# [What the task asks]
Make a tally of the lines in the records that include the string "специальной", and give only that number.

═══ Exercise input

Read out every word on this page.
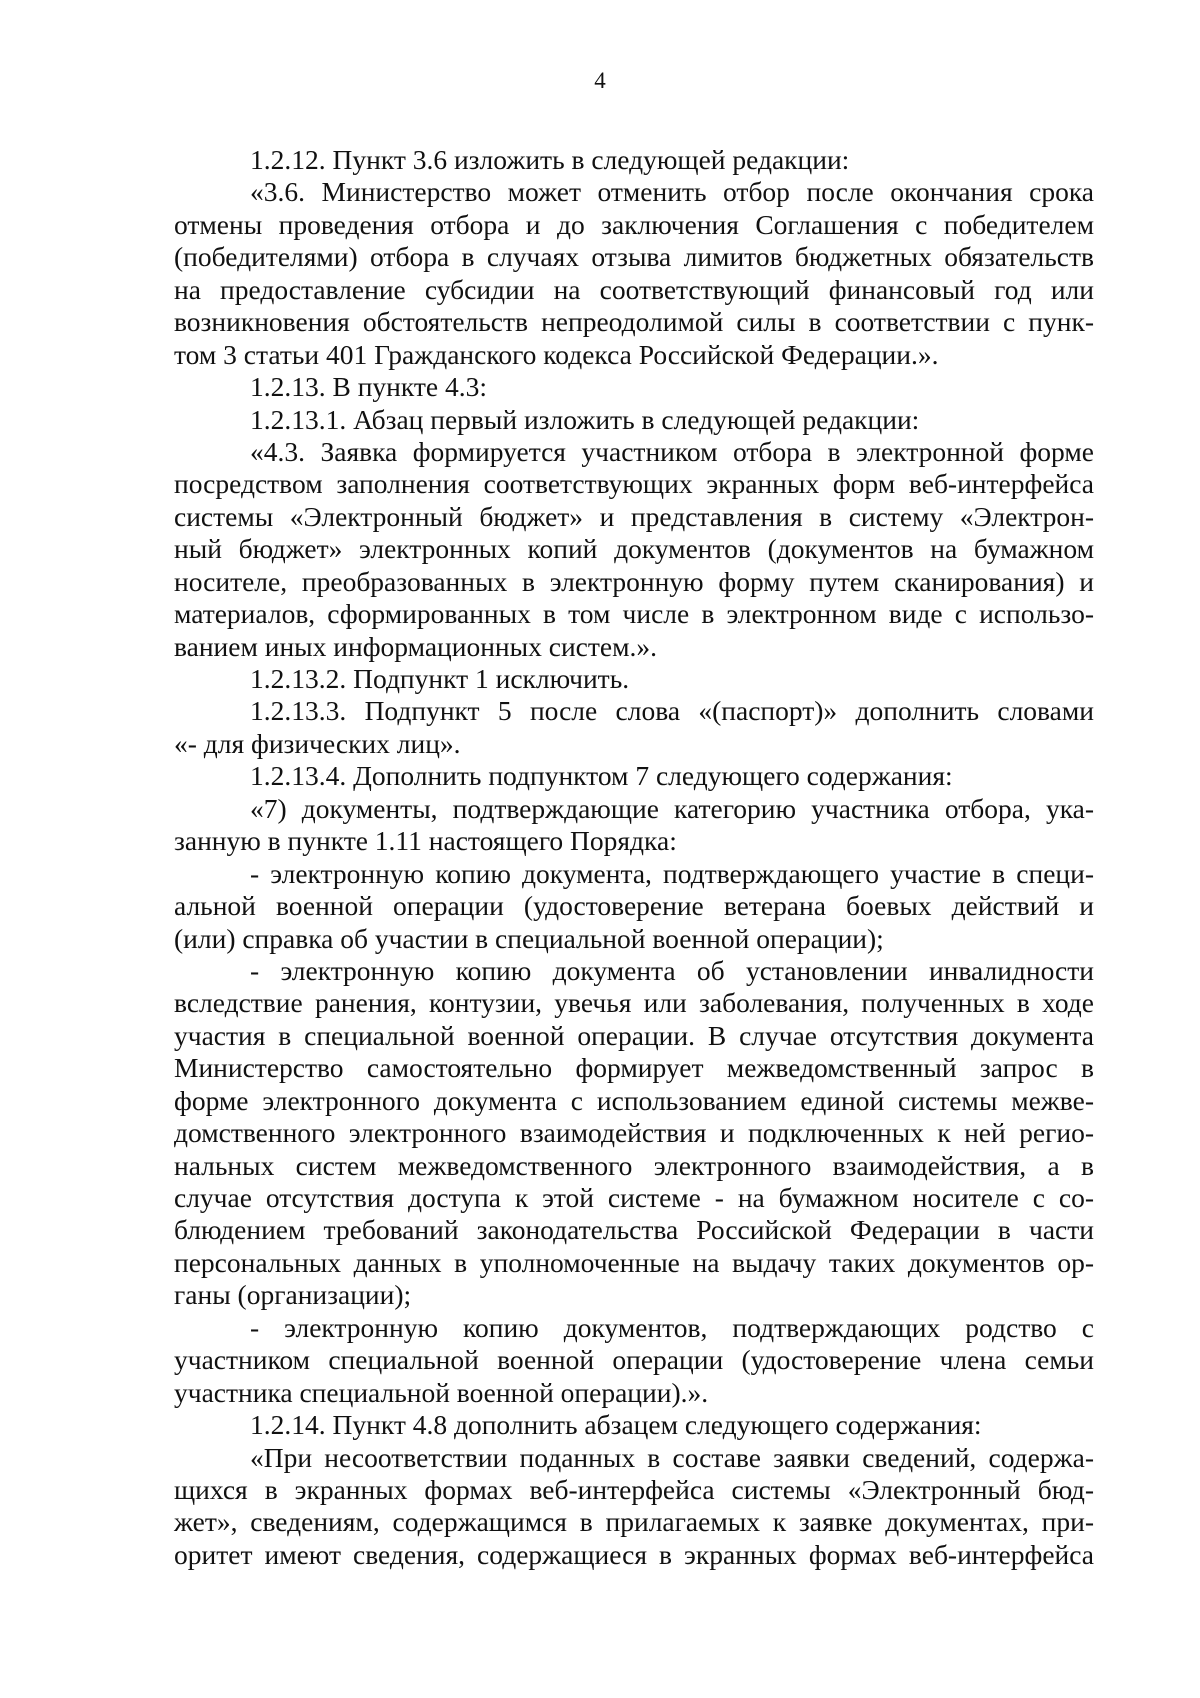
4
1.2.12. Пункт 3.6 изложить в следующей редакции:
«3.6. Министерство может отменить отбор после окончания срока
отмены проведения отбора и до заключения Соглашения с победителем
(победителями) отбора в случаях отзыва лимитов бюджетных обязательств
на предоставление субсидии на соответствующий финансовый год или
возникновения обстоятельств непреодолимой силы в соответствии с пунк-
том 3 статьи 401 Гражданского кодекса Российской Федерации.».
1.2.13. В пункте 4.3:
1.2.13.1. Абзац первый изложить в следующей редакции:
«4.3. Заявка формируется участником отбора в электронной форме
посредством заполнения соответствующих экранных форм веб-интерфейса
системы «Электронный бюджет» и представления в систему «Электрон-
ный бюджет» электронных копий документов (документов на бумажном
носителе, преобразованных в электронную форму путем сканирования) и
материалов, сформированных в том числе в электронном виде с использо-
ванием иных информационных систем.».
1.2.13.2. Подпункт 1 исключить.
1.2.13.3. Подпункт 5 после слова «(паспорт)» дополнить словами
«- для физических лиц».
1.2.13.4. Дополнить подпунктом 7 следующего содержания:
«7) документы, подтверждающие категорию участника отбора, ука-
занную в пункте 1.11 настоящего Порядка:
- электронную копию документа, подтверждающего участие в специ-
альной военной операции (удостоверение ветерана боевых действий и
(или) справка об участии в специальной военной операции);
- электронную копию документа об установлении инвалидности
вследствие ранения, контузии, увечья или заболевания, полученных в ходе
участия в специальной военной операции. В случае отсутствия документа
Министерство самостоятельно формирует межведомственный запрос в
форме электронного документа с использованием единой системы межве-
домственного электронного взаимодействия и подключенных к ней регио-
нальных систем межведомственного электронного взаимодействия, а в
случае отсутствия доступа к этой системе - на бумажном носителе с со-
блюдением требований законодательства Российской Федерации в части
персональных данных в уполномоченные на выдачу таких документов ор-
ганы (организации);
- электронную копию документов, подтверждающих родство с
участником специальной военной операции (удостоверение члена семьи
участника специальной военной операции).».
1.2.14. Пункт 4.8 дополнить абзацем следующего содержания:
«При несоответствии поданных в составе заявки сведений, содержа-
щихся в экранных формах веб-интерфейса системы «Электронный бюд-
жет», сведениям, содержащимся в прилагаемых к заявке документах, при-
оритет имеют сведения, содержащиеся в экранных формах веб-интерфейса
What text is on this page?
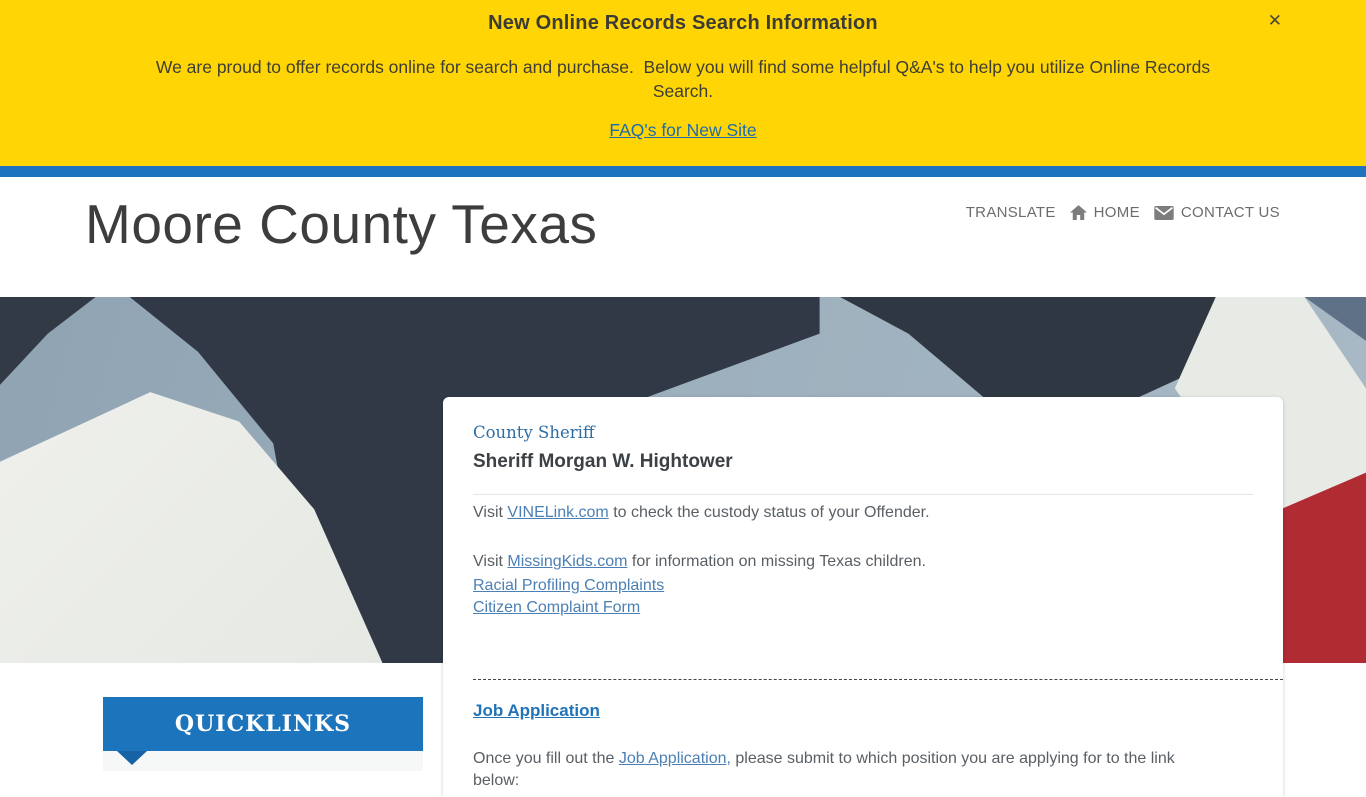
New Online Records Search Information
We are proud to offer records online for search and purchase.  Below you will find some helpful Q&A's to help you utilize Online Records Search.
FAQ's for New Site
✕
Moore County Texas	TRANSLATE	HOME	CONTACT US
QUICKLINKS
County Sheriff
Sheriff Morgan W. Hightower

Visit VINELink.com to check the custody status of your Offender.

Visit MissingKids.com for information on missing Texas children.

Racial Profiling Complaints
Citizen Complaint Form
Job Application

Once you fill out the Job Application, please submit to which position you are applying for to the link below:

══════
═══ Exercise input

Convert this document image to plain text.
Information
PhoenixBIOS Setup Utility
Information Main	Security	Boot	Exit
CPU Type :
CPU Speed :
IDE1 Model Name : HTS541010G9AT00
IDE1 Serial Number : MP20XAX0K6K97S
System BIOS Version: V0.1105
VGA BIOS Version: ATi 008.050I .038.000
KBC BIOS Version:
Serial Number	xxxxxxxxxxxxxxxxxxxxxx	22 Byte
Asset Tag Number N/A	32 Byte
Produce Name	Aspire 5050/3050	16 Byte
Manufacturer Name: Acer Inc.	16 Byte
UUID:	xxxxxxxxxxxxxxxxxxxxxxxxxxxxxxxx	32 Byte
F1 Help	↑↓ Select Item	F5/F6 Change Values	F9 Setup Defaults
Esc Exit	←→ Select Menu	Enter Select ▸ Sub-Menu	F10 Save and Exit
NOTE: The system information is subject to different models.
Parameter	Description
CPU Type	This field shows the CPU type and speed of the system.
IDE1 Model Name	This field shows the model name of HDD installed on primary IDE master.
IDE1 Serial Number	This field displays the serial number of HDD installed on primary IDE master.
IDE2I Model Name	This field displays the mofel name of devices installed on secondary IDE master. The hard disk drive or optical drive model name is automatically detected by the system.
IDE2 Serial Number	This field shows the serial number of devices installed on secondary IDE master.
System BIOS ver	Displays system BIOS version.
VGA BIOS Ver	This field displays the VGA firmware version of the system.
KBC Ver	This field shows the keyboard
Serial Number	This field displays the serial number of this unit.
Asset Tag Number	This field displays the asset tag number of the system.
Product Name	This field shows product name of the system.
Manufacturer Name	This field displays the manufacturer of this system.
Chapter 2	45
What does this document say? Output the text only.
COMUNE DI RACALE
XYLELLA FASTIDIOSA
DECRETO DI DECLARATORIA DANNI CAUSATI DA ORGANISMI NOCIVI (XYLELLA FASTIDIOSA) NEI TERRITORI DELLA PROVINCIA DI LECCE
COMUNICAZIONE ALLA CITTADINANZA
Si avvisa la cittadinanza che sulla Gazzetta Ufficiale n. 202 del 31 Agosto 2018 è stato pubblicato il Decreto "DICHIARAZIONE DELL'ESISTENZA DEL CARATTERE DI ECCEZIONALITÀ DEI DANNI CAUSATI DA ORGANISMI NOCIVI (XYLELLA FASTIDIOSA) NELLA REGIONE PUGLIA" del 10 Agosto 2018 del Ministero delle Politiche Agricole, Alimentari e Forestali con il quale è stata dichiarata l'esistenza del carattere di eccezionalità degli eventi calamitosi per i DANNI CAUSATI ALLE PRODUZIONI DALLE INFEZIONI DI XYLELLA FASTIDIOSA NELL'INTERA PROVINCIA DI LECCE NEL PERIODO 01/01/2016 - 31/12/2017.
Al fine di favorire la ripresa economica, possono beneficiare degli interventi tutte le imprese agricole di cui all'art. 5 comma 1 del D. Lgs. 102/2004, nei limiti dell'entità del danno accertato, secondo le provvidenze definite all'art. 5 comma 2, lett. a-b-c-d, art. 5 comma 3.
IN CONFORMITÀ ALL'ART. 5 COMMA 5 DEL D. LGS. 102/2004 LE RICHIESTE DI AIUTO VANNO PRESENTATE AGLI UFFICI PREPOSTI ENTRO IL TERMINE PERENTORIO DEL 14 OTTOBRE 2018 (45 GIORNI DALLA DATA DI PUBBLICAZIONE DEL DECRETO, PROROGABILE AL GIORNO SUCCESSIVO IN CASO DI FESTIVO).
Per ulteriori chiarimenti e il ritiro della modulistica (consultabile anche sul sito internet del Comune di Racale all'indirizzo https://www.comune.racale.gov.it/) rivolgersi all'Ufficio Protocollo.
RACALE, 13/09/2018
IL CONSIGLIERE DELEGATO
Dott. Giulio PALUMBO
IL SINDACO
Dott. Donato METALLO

══════
═══ Exercise input

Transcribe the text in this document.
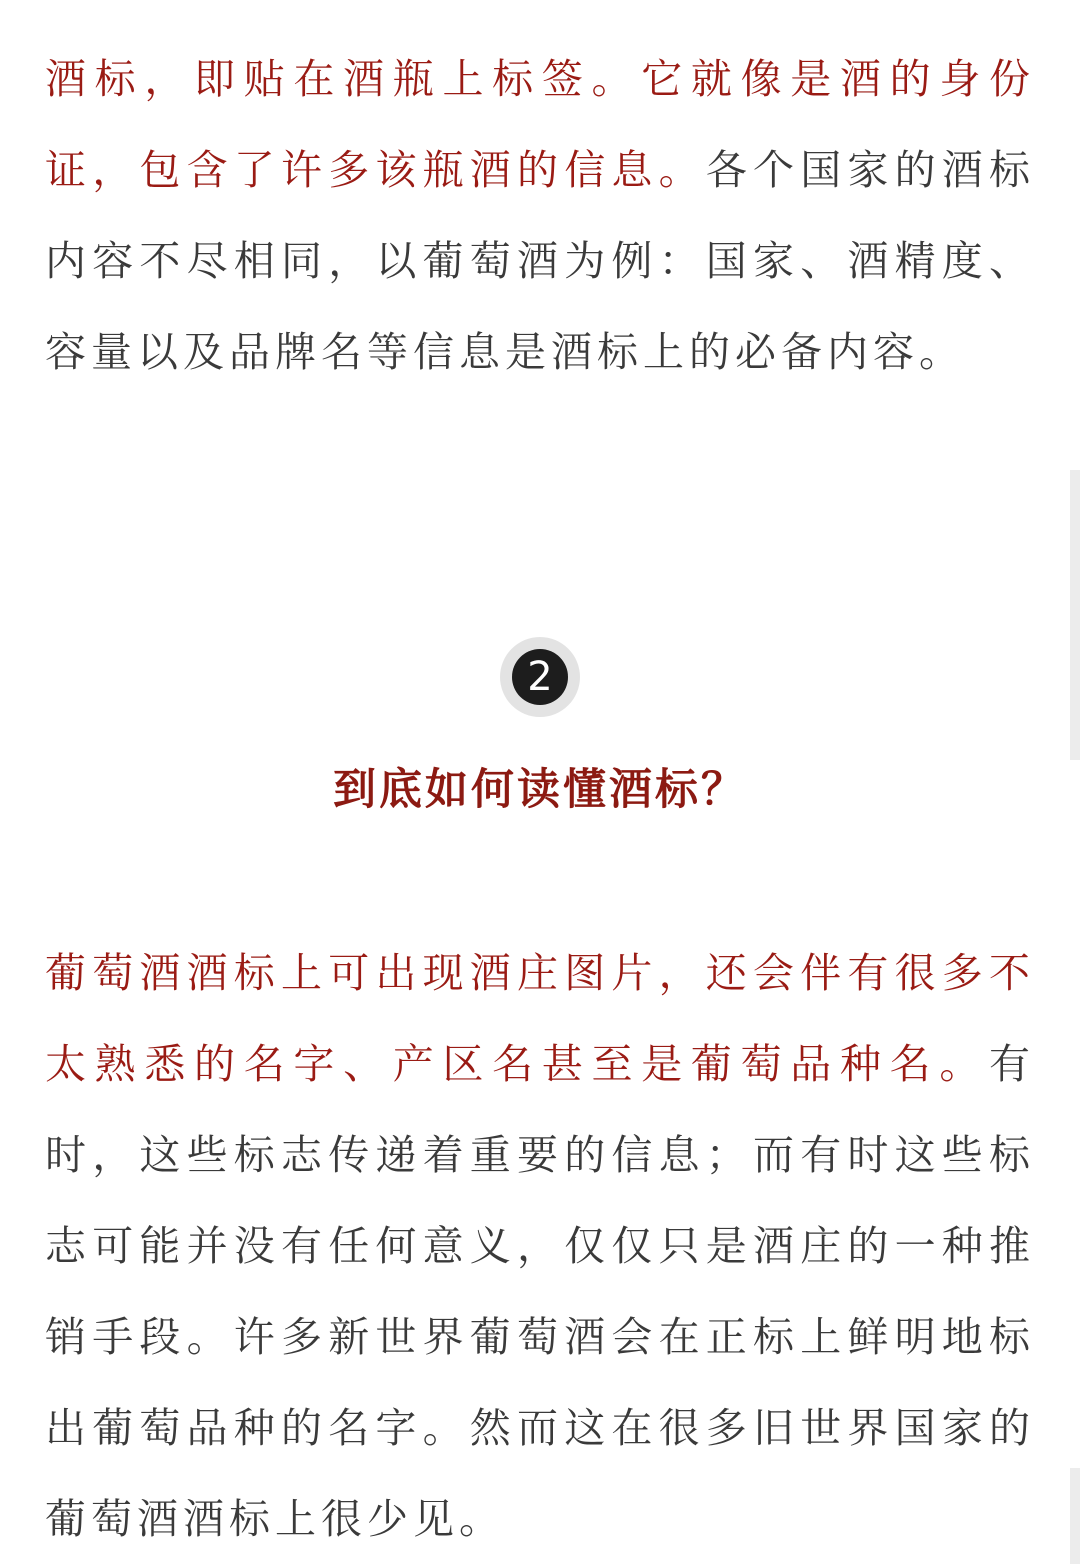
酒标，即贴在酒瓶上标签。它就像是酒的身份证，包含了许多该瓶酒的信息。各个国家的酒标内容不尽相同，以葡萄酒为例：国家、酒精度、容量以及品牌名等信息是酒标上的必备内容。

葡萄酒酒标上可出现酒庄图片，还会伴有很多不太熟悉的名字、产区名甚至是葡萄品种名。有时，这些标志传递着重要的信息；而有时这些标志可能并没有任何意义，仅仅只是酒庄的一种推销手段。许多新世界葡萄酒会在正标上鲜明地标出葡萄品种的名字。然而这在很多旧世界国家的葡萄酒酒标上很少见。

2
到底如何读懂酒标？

══════

# [Expected answer]
4